**DOCUMENTO DE ORIGEM**
O @JusticaGovBR , por meio da Secretaria Nacional do Consumidor, determinou cautelarmente que as plataformas que possuem o filme “Como se tornar o pior aluno da escola” em seu portfólio suspendam sua exibição imediatamente. O não cumprimento resulta em multa diária de R$ 50 mil. pic.twitter.com/lfT1QSehz4

— Anderson Torres (@andersongtorres) March 15, 2022

O Despacho 386 foi publicado na edição do Diário Oficial da União desta quarta-feira (16). Quem assinou o documento foi o secretário nacional de Justiça, José Vicente Santini. O ministério também recomendou que, quando for exibido na televisão aberta, o filme seja veiculado após as 23 horas. A nova classificação deve ser utilizada em todas as plataformas e canais de exibição em até cinco dias úteis.

Apesar de tratar da mudança na classificação indicativa, o despacho não mencionou se segue em vigor ou não a decisão do Ministério da Justiça de determinar a retirada do filme das plataformas de streaming. A pasta havia informado na terça-feira, 15, que, em um prazo de até cinco dias, as plataformas com direitos de distribuição do filme - como Netflix, Telecine, Globo Play, Youtube, Apple e Amazon - deveriam suspender a exibição do filme, sob pena de aplicação de multa diária de R$ 50 mil.

Defesa de artistas

Diante das várias críticas recebidas, Danilo Gentili respondeu que seu maior orgulho na carreira é ter conseguido “desagradar na mesma intensidade tanto petistas quanto bolsonaristas”. “Os chiliques, o falso moralismo e o patrulhamento: veio forte contra mim dos dois lados. Nenhum comediante desagradou tanto quanto eu. Sigo rindo”, rebateu Gentili. 

O maior orgulho que tenho na minha carreira é que consegui desagradar com a mesma intensidade tanto petista quanto bolsonarista.

**TRECHOS DAS ENTRADAS**
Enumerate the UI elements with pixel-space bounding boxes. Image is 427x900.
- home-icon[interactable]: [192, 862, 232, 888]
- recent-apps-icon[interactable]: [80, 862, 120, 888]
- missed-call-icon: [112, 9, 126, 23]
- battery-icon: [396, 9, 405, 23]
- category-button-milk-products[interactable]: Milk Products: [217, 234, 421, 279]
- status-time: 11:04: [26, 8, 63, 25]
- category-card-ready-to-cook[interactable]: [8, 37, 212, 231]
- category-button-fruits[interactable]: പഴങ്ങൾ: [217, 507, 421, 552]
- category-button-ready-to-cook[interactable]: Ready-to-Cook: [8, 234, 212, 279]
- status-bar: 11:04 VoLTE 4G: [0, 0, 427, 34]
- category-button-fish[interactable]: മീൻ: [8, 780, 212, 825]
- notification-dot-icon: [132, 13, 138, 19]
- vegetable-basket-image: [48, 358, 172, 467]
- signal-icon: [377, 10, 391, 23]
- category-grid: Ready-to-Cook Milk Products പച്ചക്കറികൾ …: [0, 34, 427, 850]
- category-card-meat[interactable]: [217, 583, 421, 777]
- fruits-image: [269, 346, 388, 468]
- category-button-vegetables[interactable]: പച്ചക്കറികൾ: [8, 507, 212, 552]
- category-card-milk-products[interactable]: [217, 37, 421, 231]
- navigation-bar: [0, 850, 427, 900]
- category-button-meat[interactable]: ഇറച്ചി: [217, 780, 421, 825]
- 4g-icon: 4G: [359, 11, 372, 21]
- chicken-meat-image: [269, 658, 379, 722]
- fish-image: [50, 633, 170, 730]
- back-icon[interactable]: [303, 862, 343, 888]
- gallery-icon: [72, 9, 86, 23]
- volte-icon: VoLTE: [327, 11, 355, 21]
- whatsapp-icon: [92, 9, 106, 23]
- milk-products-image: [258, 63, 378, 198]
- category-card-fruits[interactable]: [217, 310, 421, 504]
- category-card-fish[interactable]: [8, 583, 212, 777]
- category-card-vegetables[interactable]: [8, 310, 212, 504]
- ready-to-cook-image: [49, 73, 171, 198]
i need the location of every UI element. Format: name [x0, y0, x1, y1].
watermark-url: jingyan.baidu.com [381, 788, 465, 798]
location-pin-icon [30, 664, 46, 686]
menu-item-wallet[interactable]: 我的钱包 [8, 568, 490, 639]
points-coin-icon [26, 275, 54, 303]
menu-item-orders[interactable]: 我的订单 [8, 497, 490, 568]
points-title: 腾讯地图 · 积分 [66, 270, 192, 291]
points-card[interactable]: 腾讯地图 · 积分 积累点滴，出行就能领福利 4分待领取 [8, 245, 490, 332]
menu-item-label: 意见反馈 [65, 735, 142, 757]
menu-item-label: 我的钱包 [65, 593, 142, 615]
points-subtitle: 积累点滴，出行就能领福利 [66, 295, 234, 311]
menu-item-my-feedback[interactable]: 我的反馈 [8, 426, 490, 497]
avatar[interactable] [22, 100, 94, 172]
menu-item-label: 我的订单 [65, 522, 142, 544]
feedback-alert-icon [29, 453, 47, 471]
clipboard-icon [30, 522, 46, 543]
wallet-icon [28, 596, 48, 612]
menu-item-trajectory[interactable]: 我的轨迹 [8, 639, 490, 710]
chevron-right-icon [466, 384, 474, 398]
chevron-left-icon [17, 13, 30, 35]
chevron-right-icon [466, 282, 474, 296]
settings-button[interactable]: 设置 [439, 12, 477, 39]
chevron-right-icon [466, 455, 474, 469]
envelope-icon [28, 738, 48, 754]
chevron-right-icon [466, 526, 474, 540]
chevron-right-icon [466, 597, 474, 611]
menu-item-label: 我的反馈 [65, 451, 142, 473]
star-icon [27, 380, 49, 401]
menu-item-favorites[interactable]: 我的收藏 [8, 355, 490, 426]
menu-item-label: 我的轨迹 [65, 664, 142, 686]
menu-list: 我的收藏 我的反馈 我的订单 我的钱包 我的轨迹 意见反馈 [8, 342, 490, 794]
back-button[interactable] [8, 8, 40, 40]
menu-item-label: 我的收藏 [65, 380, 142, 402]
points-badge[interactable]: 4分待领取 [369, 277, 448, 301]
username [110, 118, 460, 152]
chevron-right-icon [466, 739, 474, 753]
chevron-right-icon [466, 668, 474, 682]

**O QUE FAZER**
Transcreva fielmente o trecho da notícia sobre a suspensão do filme, começando nas palavras "Defesa de artistas" e parando depois de "petista quanto bolsonarista.".

**RESPOSTA AO PROBLEMA**
Defesa de artistas

Diante das várias críticas recebidas, Danilo Gentili respondeu que seu maior orgulho na carreira é ter conseguido “desagradar na mesma intensidade tanto petistas quanto bolsonaristas”. “Os chiliques, o falso moralismo e o patrulhamento: veio forte contra mim dos dois lados. Nenhum comediante desagradou tanto quanto eu. Sigo rindo”, rebateu Gentili. 

O maior orgulho que tenho na minha carreira é que consegui desagradar com a mesma intensidade tanto petista quanto bolsonarista.